#### Directions
State the number of lines in these records that include the word "managing", and add nothing to it.

#### Record excerpts
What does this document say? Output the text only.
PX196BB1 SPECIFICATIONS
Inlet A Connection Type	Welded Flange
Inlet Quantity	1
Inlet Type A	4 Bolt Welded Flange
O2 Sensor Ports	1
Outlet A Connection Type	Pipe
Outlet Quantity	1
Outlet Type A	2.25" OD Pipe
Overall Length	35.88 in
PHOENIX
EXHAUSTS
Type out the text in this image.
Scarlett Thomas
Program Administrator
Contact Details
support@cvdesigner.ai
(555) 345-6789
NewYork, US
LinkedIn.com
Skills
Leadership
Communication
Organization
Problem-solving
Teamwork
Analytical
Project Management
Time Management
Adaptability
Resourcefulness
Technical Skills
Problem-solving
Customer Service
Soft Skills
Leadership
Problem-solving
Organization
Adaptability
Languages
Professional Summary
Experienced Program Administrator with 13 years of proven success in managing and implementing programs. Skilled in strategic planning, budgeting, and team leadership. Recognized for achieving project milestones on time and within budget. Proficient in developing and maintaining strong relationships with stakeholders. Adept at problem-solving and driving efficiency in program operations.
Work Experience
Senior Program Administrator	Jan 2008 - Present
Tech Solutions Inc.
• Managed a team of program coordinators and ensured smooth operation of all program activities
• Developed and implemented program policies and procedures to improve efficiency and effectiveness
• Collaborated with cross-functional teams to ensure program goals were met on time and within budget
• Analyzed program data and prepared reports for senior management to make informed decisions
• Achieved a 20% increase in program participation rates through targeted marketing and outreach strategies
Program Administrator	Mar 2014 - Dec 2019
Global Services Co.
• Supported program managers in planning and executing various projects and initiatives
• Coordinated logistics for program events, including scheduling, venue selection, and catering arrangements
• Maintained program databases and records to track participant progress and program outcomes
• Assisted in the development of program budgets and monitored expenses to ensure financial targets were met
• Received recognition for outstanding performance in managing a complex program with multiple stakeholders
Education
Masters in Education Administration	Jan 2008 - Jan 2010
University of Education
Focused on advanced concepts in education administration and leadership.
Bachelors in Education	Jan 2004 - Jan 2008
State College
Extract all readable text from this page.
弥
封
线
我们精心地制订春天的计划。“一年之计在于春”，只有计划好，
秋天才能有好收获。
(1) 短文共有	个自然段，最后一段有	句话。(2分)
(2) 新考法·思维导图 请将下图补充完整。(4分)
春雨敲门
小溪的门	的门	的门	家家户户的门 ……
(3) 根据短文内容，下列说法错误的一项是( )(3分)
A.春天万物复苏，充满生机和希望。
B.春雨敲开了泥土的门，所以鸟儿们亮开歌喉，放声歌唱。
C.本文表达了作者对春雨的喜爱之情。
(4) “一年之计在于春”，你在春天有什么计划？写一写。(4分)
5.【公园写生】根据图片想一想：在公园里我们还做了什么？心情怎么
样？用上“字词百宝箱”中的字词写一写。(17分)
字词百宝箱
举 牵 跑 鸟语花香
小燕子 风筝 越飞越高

#### Task result
2